• _Task instructions_: Output the lines of the records between the one holding "List 53 of the" and the one holding "section-title: ENGINE DETAILS", inclusive, as a Markdown table with the columns Row and Line, numbering each line and leaving out any blank lines. Include nothing else.
————
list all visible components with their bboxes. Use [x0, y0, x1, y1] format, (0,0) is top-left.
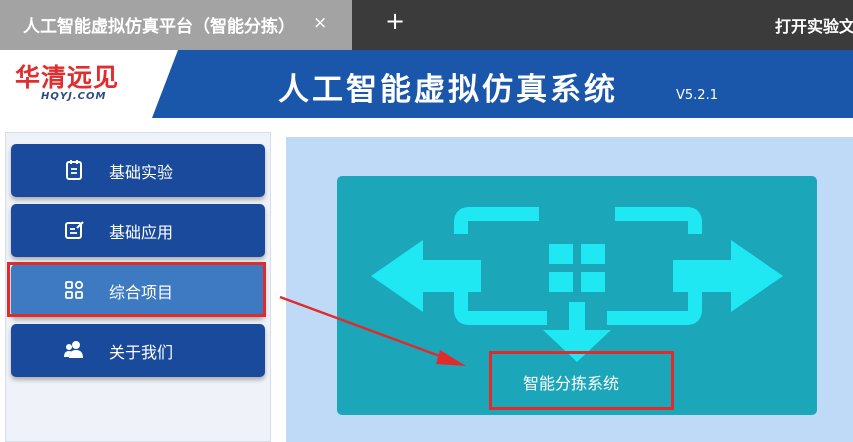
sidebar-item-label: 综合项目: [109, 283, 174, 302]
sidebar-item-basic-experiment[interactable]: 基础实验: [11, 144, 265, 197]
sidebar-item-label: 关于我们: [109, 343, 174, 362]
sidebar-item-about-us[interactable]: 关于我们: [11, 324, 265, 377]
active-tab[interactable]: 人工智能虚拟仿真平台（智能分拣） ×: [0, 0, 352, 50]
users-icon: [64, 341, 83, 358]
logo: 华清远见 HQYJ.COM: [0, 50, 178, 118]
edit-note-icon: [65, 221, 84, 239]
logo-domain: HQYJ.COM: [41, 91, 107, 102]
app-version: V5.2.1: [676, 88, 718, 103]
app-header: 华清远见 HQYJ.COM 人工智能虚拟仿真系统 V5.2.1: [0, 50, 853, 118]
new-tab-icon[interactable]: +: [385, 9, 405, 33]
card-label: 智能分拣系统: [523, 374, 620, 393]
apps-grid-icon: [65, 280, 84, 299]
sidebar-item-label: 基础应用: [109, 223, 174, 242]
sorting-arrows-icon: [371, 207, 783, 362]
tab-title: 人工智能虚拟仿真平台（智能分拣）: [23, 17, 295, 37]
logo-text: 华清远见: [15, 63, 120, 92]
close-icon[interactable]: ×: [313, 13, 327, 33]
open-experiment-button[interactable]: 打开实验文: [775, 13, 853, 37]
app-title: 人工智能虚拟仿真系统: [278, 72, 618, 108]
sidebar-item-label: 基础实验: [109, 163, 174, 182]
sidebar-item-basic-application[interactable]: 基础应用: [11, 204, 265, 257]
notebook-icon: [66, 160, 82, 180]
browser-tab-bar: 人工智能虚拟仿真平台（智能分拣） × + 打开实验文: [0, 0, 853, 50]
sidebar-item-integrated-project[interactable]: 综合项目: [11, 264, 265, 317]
————
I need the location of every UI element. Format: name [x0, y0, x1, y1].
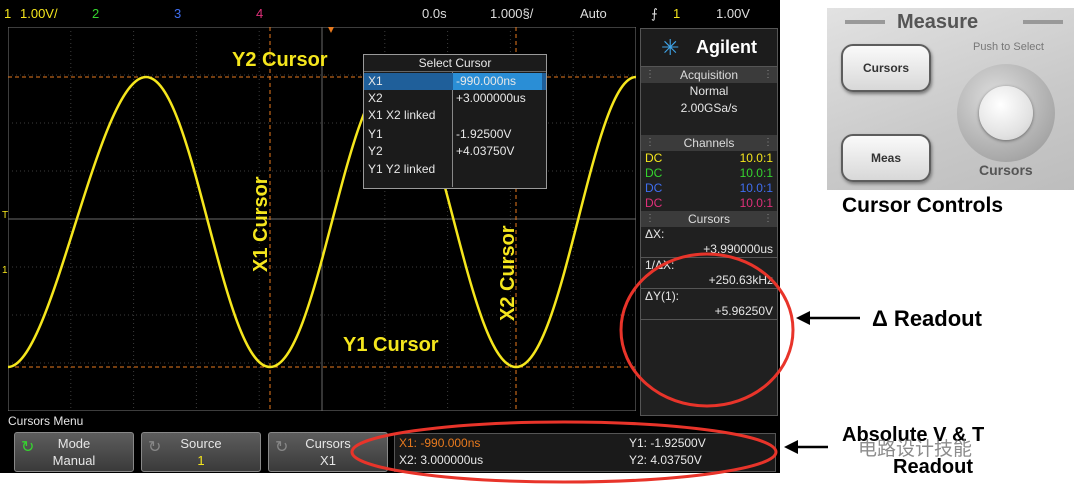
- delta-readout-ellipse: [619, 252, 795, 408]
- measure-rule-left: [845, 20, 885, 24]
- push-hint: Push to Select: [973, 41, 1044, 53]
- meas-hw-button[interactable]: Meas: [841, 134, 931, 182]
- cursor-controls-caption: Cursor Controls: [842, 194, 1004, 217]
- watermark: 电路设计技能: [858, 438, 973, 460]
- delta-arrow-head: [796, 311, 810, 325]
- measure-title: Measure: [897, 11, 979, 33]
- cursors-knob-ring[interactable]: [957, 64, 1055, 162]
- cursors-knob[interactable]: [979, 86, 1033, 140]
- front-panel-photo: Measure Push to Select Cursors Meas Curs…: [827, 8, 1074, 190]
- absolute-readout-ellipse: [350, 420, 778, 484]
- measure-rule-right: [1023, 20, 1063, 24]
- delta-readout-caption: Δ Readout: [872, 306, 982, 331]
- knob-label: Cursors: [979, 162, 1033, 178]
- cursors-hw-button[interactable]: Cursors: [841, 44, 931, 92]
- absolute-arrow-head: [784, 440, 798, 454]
————
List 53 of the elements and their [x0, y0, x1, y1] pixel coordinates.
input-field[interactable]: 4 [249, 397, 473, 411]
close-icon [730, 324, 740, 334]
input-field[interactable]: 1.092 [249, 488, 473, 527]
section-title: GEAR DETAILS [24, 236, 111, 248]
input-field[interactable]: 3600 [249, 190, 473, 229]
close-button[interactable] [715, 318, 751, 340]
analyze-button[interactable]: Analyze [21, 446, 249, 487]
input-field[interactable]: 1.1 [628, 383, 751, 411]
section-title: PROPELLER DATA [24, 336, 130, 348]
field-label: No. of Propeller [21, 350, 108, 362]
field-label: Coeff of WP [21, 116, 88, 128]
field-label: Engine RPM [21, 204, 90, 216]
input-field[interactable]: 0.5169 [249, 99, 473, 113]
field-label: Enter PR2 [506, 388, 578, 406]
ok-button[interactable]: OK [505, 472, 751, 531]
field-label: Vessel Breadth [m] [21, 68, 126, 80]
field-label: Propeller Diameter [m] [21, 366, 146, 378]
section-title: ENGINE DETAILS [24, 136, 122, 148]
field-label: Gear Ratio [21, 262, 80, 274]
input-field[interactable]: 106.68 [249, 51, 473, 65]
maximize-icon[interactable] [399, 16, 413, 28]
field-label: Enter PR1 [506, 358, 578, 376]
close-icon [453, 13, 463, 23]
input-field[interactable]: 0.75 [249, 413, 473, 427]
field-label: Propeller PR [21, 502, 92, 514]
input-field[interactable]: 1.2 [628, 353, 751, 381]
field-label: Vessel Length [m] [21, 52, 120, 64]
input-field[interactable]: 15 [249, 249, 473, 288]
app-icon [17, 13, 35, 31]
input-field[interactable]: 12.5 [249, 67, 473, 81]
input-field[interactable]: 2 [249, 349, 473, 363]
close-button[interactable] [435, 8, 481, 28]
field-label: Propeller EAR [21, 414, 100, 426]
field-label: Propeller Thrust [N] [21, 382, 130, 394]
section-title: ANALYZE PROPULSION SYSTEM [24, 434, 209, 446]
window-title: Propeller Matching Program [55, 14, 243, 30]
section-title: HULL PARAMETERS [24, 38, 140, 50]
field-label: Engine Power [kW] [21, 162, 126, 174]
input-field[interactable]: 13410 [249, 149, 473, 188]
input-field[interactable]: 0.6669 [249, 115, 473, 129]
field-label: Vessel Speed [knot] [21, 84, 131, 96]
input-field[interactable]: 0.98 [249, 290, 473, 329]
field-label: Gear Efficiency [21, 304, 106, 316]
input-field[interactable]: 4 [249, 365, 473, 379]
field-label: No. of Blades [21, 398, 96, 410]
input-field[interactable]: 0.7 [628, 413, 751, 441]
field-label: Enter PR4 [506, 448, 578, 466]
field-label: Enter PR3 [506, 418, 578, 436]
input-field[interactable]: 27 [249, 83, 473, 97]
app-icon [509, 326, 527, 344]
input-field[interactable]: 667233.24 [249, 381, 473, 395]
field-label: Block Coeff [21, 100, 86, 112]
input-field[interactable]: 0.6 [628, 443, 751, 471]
————
• _Final answer_:
| Row | Line |
|---|---|
| 1 | List 53 of the elements and their [x0, y0, x1, y1] pixel coordinates. |
| 2 | input-field[interactable]: 4 [249, 397, 473, 411] |
| 3 | close-icon [730, 324, 740, 334] |
| 4 | input-field[interactable]: 1.092 [249, 488, 473, 527] |
| 5 | section-title: GEAR DETAILS [24, 236, 111, 248] |
| 6 | input-field[interactable]: 3600 [249, 190, 473, 229] |
| 7 | close-button[interactable] [715, 318, 751, 340] |
| 8 | analyze-button[interactable]: Analyze [21, 446, 249, 487] |
| 9 | input-field[interactable]: 1.1 [628, 383, 751, 411] |
| 10 | section-title: PROPELLER DATA [24, 336, 130, 348] |
| 11 | field-label: No. of Propeller [21, 350, 108, 362] |
| 12 | field-label: Coeff of WP [21, 116, 88, 128] |
| 13 | field-label: Engine RPM [21, 204, 90, 216] |
| 14 | input-field[interactable]: 0.5169 [249, 99, 473, 113] |
| 15 | field-label: Enter PR2 [506, 388, 578, 406] |
| 16 | ok-button[interactable]: OK [505, 472, 751, 531] |
| 17 | field-label: Vessel Breadth [m] [21, 68, 126, 80] |
| 18 | field-label: Propeller Diameter [m] [21, 366, 146, 378] |
| 19 | section-title: ENGINE DETAILS [24, 136, 122, 148] |